Locate and copy each line in the data that contains the word "scroll".

(Excerpts from a figure dataset)
━━━━━━
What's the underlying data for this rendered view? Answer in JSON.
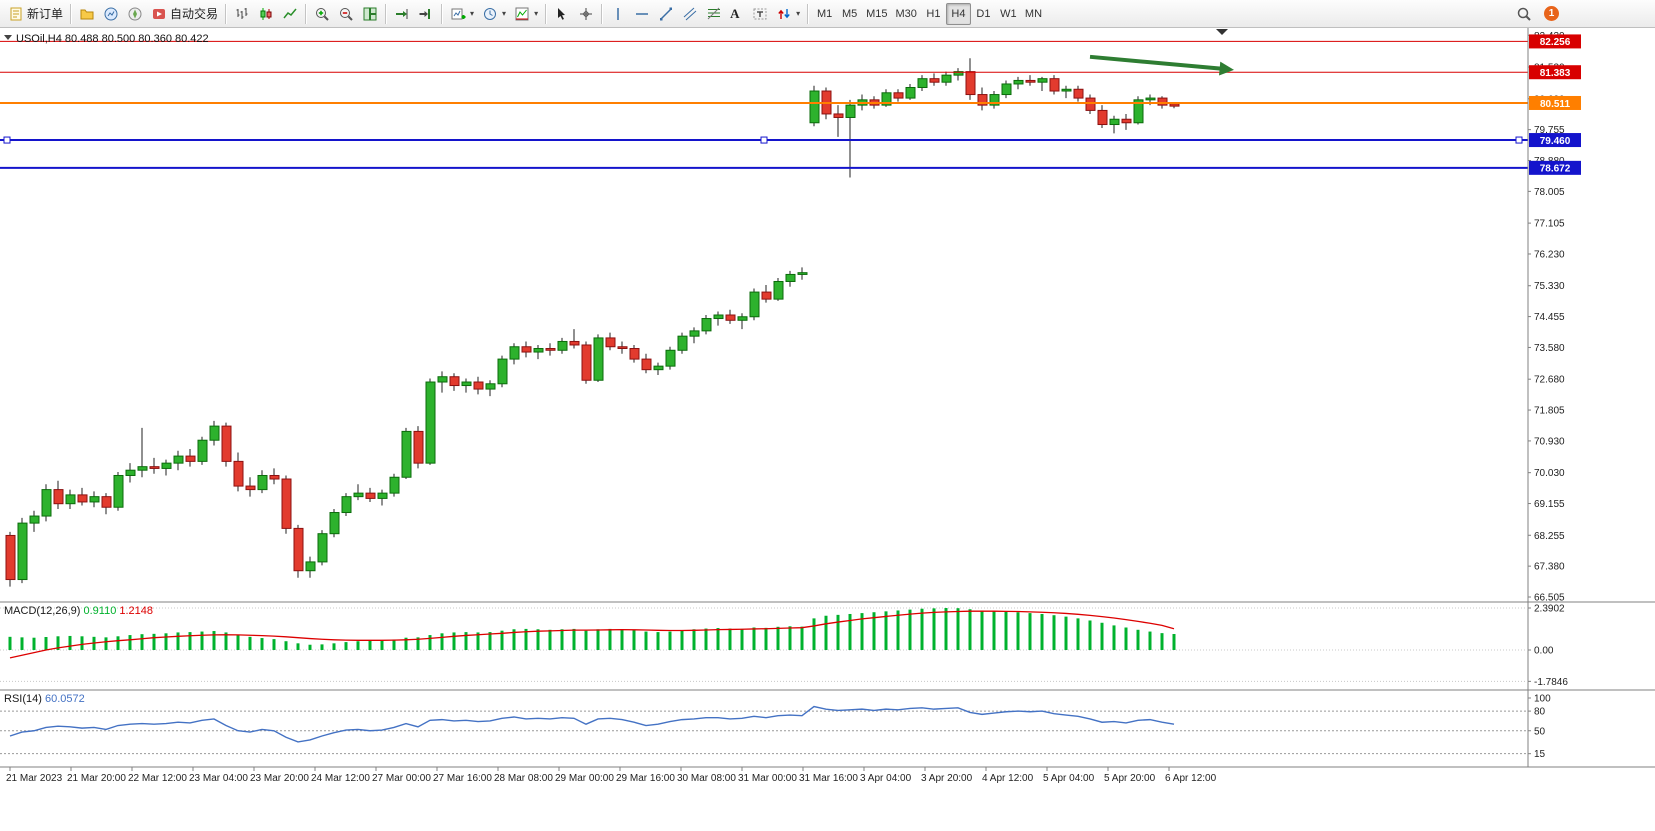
{
  "toolbar": {
    "groups": [
      [
        {
          "name": "new-order-button",
          "icon": "new-order-icon",
          "label": "新订单"
        }
      ],
      [
        {
          "name": "profiles-button",
          "icon": "profiles-icon"
        },
        {
          "name": "market-watch-button",
          "icon": "market-watch-icon"
        },
        {
          "name": "navigator-button",
          "icon": "navigator-icon"
        },
        {
          "name": "autotrading-button",
          "icon": "autotrading-icon",
          "label": "自动交易"
        }
      ],
      [
        {
          "name": "bar-chart-button",
          "icon": "bar-chart-icon"
        },
        {
          "name": "candlestick-chart-button",
          "icon": "candlestick-icon"
        },
        {
          "name": "line-chart-button",
          "icon": "line-chart-icon"
        }
      ],
      [
        {
          "name": "zoom-in-button",
          "icon": "zoom-in-icon"
        },
        {
          "name": "zoom-out-button",
          "icon": "zoom-out-icon"
        },
        {
          "name": "tile-windows-button",
          "icon": "tile-windows-icon"
        }
      ],
      [
        {
          "name": "auto-scroll-button",
          "icon": "auto-scroll-icon"
        },
        {
          "name": "chart-shift-button",
          "icon": "chart-shift-icon"
        }
      ],
      [
        {
          "name": "new-chart-button",
          "icon": "new-chart-icon",
          "dropdown": true
        },
        {
          "name": "periods-button",
          "icon": "periods-icon",
          "dropdown": true
        },
        {
          "name": "indicators-button",
          "icon": "indicators-icon",
          "dropdown": true
        }
      ],
      [
        {
          "name": "cursor-button",
          "icon": "cursor-icon"
        },
        {
          "name": "crosshair-button",
          "icon": "crosshair-icon"
        }
      ],
      [
        {
          "name": "vertical-line-button",
          "icon": "vertical-line-icon"
        },
        {
          "name": "horizontal-line-button",
          "icon": "horizontal-line-icon"
        },
        {
          "name": "trendline-button",
          "icon": "trendline-icon"
        },
        {
          "name": "channel-button",
          "icon": "channel-icon"
        },
        {
          "name": "fibonacci-button",
          "icon": "fibonacci-icon"
        },
        {
          "name": "text-button",
          "label": "A",
          "serif": true
        },
        {
          "name": "text-label-button",
          "icon": "text-label-icon"
        },
        {
          "name": "arrows-button",
          "icon": "arrows-icon",
          "dropdown": true
        }
      ]
    ],
    "timeframes": [
      "M1",
      "M5",
      "M15",
      "M30",
      "H1",
      "H4",
      "D1",
      "W1",
      "MN"
    ],
    "active_timeframe": "H4",
    "right_items": [
      {
        "name": "search-button",
        "icon": "search-icon"
      },
      {
        "name": "notification-badge",
        "badge": "1"
      }
    ]
  },
  "chart_data": {
    "type": "bar",
    "style": "candlestick",
    "symbol": "USOil",
    "timeframe": "H4",
    "title": "USOil,H4  80.488 80.500 80.360 80.422",
    "ohlc_display": {
      "open": "80.488",
      "high": "80.500",
      "low": "80.360",
      "close": "80.422"
    },
    "y_axis_labels": [
      82.43,
      81.53,
      80.63,
      79.755,
      78.88,
      78.005,
      77.105,
      76.23,
      75.33,
      74.455,
      73.58,
      72.68,
      71.805,
      70.93,
      70.03,
      69.155,
      68.255,
      67.38,
      66.505
    ],
    "x_labels": [
      "21 Mar 2023",
      "21 Mar 20:00",
      "22 Mar 12:00",
      "23 Mar 04:00",
      "23 Mar 20:00",
      "24 Mar 12:00",
      "27 Mar 00:00",
      "27 Mar 16:00",
      "28 Mar 08:00",
      "29 Mar 00:00",
      "29 Mar 16:00",
      "30 Mar 08:00",
      "31 Mar 00:00",
      "31 Mar 16:00",
      "3 Apr 04:00",
      "3 Apr 20:00",
      "4 Apr 12:00",
      "5 Apr 04:00",
      "5 Apr 20:00",
      "6 Apr 12:00"
    ],
    "candles": [
      [
        68.25,
        68.35,
        66.8,
        67.0
      ],
      [
        67.0,
        68.75,
        66.9,
        68.6
      ],
      [
        68.6,
        68.95,
        68.35,
        68.8
      ],
      [
        68.8,
        69.7,
        68.65,
        69.55
      ],
      [
        69.55,
        69.8,
        69.0,
        69.15
      ],
      [
        69.15,
        69.55,
        69.0,
        69.4
      ],
      [
        69.4,
        69.6,
        69.1,
        69.2
      ],
      [
        69.2,
        69.5,
        69.05,
        69.35
      ],
      [
        69.35,
        69.45,
        68.85,
        69.05
      ],
      [
        69.05,
        70.05,
        68.95,
        69.95
      ],
      [
        69.95,
        70.3,
        69.75,
        70.1
      ],
      [
        70.1,
        71.3,
        69.9,
        70.2
      ],
      [
        70.2,
        70.45,
        70.0,
        70.15
      ],
      [
        70.15,
        70.4,
        69.95,
        70.3
      ],
      [
        70.3,
        70.65,
        70.1,
        70.5
      ],
      [
        70.5,
        70.7,
        70.2,
        70.35
      ],
      [
        70.35,
        71.05,
        70.25,
        70.95
      ],
      [
        70.95,
        71.5,
        70.8,
        71.35
      ],
      [
        71.35,
        71.45,
        70.2,
        70.35
      ],
      [
        70.35,
        70.6,
        69.5,
        69.65
      ],
      [
        69.65,
        69.9,
        69.35,
        69.55
      ],
      [
        69.55,
        70.1,
        69.45,
        69.95
      ],
      [
        69.95,
        70.15,
        69.7,
        69.85
      ],
      [
        69.85,
        69.95,
        68.3,
        68.45
      ],
      [
        68.45,
        68.55,
        67.05,
        67.25
      ],
      [
        67.25,
        67.65,
        67.05,
        67.5
      ],
      [
        67.5,
        68.4,
        67.4,
        68.3
      ],
      [
        68.3,
        69.0,
        68.2,
        68.9
      ],
      [
        68.9,
        69.45,
        68.8,
        69.35
      ],
      [
        69.35,
        69.7,
        69.25,
        69.45
      ],
      [
        69.45,
        69.6,
        69.2,
        69.3
      ],
      [
        69.3,
        69.55,
        69.1,
        69.45
      ],
      [
        69.45,
        70.0,
        69.35,
        69.9
      ],
      [
        69.9,
        71.3,
        69.85,
        71.2
      ],
      [
        71.2,
        71.35,
        70.15,
        70.3
      ],
      [
        70.3,
        72.7,
        70.25,
        72.6
      ],
      [
        72.6,
        72.9,
        72.3,
        72.75
      ],
      [
        72.75,
        72.85,
        72.35,
        72.5
      ],
      [
        72.5,
        72.7,
        72.3,
        72.6
      ],
      [
        72.6,
        72.75,
        72.25,
        72.4
      ],
      [
        72.4,
        72.65,
        72.2,
        72.55
      ],
      [
        72.55,
        73.35,
        72.45,
        73.25
      ],
      [
        73.25,
        73.7,
        73.1,
        73.6
      ],
      [
        73.6,
        73.75,
        73.3,
        73.45
      ],
      [
        73.45,
        73.65,
        73.25,
        73.55
      ],
      [
        73.55,
        73.7,
        73.35,
        73.5
      ],
      [
        73.5,
        73.85,
        73.4,
        73.75
      ],
      [
        73.75,
        74.1,
        73.55,
        73.65
      ],
      [
        73.65,
        73.75,
        72.55,
        72.65
      ],
      [
        72.65,
        73.95,
        72.6,
        73.85
      ],
      [
        73.85,
        74.0,
        73.5,
        73.6
      ],
      [
        73.6,
        73.75,
        73.4,
        73.55
      ],
      [
        73.55,
        73.65,
        73.15,
        73.25
      ],
      [
        73.25,
        73.4,
        72.85,
        72.95
      ],
      [
        72.95,
        73.15,
        72.8,
        73.05
      ],
      [
        73.05,
        73.6,
        72.95,
        73.5
      ],
      [
        73.5,
        74.0,
        73.4,
        73.9
      ],
      [
        73.9,
        74.15,
        73.7,
        74.05
      ],
      [
        74.05,
        74.5,
        73.95,
        74.4
      ],
      [
        74.4,
        74.6,
        74.2,
        74.5
      ],
      [
        74.5,
        74.65,
        74.25,
        74.35
      ],
      [
        74.35,
        74.55,
        74.1,
        74.45
      ],
      [
        74.45,
        75.25,
        74.35,
        75.15
      ],
      [
        75.15,
        75.35,
        74.85,
        74.95
      ],
      [
        74.95,
        75.55,
        74.9,
        75.45
      ],
      [
        75.45,
        75.75,
        75.3,
        75.65
      ],
      [
        75.65,
        75.85,
        75.5,
        75.7
      ],
      [
        79.95,
        81.0,
        79.85,
        80.85
      ],
      [
        80.85,
        80.95,
        80.05,
        80.2
      ],
      [
        80.2,
        80.45,
        79.55,
        80.1
      ],
      [
        80.1,
        80.6,
        78.4,
        80.45
      ],
      [
        80.45,
        80.75,
        80.3,
        80.6
      ],
      [
        80.6,
        80.7,
        80.35,
        80.45
      ],
      [
        80.45,
        80.9,
        80.4,
        80.8
      ],
      [
        80.8,
        80.9,
        80.55,
        80.65
      ],
      [
        80.65,
        81.05,
        80.6,
        80.95
      ],
      [
        80.95,
        81.3,
        80.85,
        81.2
      ],
      [
        81.2,
        81.35,
        81.0,
        81.1
      ],
      [
        81.1,
        81.4,
        81.0,
        81.3
      ],
      [
        81.3,
        81.5,
        81.15,
        81.4
      ],
      [
        81.4,
        81.78,
        80.6,
        80.75
      ],
      [
        80.75,
        80.95,
        80.3,
        80.45
      ],
      [
        80.45,
        80.85,
        80.35,
        80.75
      ],
      [
        80.75,
        81.15,
        80.65,
        81.05
      ],
      [
        81.05,
        81.25,
        80.9,
        81.15
      ],
      [
        81.15,
        81.3,
        81.0,
        81.1
      ],
      [
        81.1,
        81.25,
        80.85,
        81.2
      ],
      [
        81.2,
        81.3,
        80.75,
        80.85
      ],
      [
        80.85,
        81.0,
        80.65,
        80.9
      ],
      [
        80.9,
        81.0,
        80.55,
        80.65
      ],
      [
        80.65,
        80.75,
        80.2,
        80.3
      ],
      [
        80.3,
        80.45,
        79.8,
        79.9
      ],
      [
        79.9,
        80.15,
        79.65,
        80.05
      ],
      [
        80.05,
        80.2,
        79.75,
        79.95
      ],
      [
        79.95,
        80.7,
        79.9,
        80.6
      ],
      [
        80.6,
        80.75,
        80.45,
        80.65
      ],
      [
        80.65,
        80.7,
        80.35,
        80.45
      ],
      [
        80.488,
        80.5,
        80.36,
        80.422
      ]
    ],
    "hlines": [
      {
        "price": 82.256,
        "color": "#d80000",
        "label": "82.256",
        "width": 1
      },
      {
        "price": 81.383,
        "color": "#d80000",
        "label": "81.383",
        "width": 1
      },
      {
        "price": 80.511,
        "color": "#ff7f00",
        "label": "80.511",
        "width": 2
      },
      {
        "price": 79.46,
        "color": "#1414cc",
        "label": "79.460",
        "width": 2,
        "handles": true
      },
      {
        "price": 78.672,
        "color": "#1414cc",
        "label": "78.672",
        "width": 2
      }
    ],
    "annotations": [
      {
        "type": "arrow",
        "color": "#2e7d32",
        "from": {
          "bar": 90,
          "price": 81.82
        },
        "to": {
          "bar": 102,
          "price": 81.45
        }
      }
    ],
    "indicators": {
      "macd": {
        "label": "MACD(12,26,9)",
        "values_display": [
          "0.9110",
          "1.2148"
        ],
        "scale_labels": [
          "2.3902",
          "0.00",
          "-1.7846"
        ],
        "scale_values": [
          2.3902,
          0,
          -1.7846
        ],
        "histogram_color": "#00b22d",
        "signal_color": "#dd0000",
        "histogram": [
          0.75,
          0.72,
          0.7,
          0.74,
          0.78,
          0.8,
          0.78,
          0.75,
          0.72,
          0.78,
          0.85,
          0.9,
          0.92,
          0.95,
          1.0,
          1.02,
          1.05,
          1.08,
          1.0,
          0.88,
          0.75,
          0.68,
          0.62,
          0.5,
          0.38,
          0.3,
          0.32,
          0.38,
          0.45,
          0.5,
          0.52,
          0.55,
          0.6,
          0.7,
          0.72,
          0.85,
          0.95,
          1.0,
          1.02,
          1.0,
          1.02,
          1.1,
          1.18,
          1.2,
          1.18,
          1.15,
          1.18,
          1.2,
          1.1,
          1.18,
          1.2,
          1.18,
          1.12,
          1.05,
          1.02,
          1.05,
          1.12,
          1.18,
          1.22,
          1.25,
          1.22,
          1.2,
          1.28,
          1.26,
          1.32,
          1.35,
          1.33,
          1.8,
          1.95,
          2.0,
          2.05,
          2.1,
          2.15,
          2.2,
          2.25,
          2.3,
          2.35,
          2.37,
          2.39,
          2.38,
          2.32,
          2.25,
          2.2,
          2.18,
          2.15,
          2.1,
          2.05,
          1.98,
          1.9,
          1.8,
          1.68,
          1.55,
          1.4,
          1.28,
          1.15,
          1.05,
          0.96,
          0.91
        ],
        "signal": [
          -0.45,
          -0.3,
          -0.15,
          0.0,
          0.12,
          0.22,
          0.32,
          0.4,
          0.47,
          0.53,
          0.58,
          0.64,
          0.7,
          0.74,
          0.78,
          0.81,
          0.84,
          0.86,
          0.87,
          0.86,
          0.84,
          0.82,
          0.79,
          0.75,
          0.7,
          0.65,
          0.61,
          0.58,
          0.56,
          0.55,
          0.55,
          0.55,
          0.56,
          0.58,
          0.61,
          0.66,
          0.72,
          0.78,
          0.83,
          0.87,
          0.91,
          0.95,
          1.0,
          1.04,
          1.07,
          1.09,
          1.11,
          1.13,
          1.13,
          1.14,
          1.15,
          1.16,
          1.15,
          1.14,
          1.12,
          1.11,
          1.11,
          1.12,
          1.14,
          1.16,
          1.17,
          1.18,
          1.2,
          1.21,
          1.23,
          1.25,
          1.27,
          1.37,
          1.49,
          1.59,
          1.68,
          1.77,
          1.84,
          1.91,
          1.98,
          2.04,
          2.1,
          2.14,
          2.17,
          2.19,
          2.21,
          2.21,
          2.21,
          2.2,
          2.19,
          2.17,
          2.15,
          2.12,
          2.08,
          2.03,
          1.97,
          1.9,
          1.82,
          1.73,
          1.63,
          1.52,
          1.4,
          1.21
        ]
      },
      "rsi": {
        "label": "RSI(14)",
        "value_display": "60.0572",
        "scale_labels": [
          "100",
          "80",
          "50",
          "15"
        ],
        "scale_values": [
          100,
          80,
          50,
          15
        ],
        "levels": [
          80,
          50,
          15
        ],
        "line_color": "#4472c4",
        "values": [
          42,
          48,
          50,
          55,
          57,
          56,
          54,
          55,
          52,
          58,
          60,
          61,
          60,
          61,
          63,
          62,
          66,
          68,
          58,
          50,
          48,
          52,
          50,
          40,
          33,
          36,
          42,
          47,
          51,
          52,
          50,
          51,
          55,
          61,
          56,
          66,
          67,
          65,
          66,
          64,
          65,
          69,
          71,
          68,
          69,
          68,
          70,
          69,
          60,
          68,
          69,
          67,
          63,
          58,
          60,
          64,
          67,
          68,
          70,
          70,
          68,
          69,
          72,
          70,
          73,
          74,
          73,
          87,
          83,
          81,
          82,
          83,
          81,
          83,
          82,
          84,
          85,
          83,
          84,
          85,
          78,
          75,
          77,
          79,
          80,
          79,
          80,
          76,
          74,
          72,
          68,
          63,
          64,
          62,
          66,
          67,
          63,
          60.06
        ]
      }
    },
    "colors": {
      "up": "#2db22d",
      "up_border": "#0b6b0b",
      "down": "#e23b2e",
      "down_border": "#8c1010",
      "wick": "#222222",
      "background": "#ffffff",
      "separator": "#808080"
    }
  }
}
━━━━━━
* [OUTPUT]:
          "name": "auto-scroll-button",
          "icon": "auto-scroll-icon"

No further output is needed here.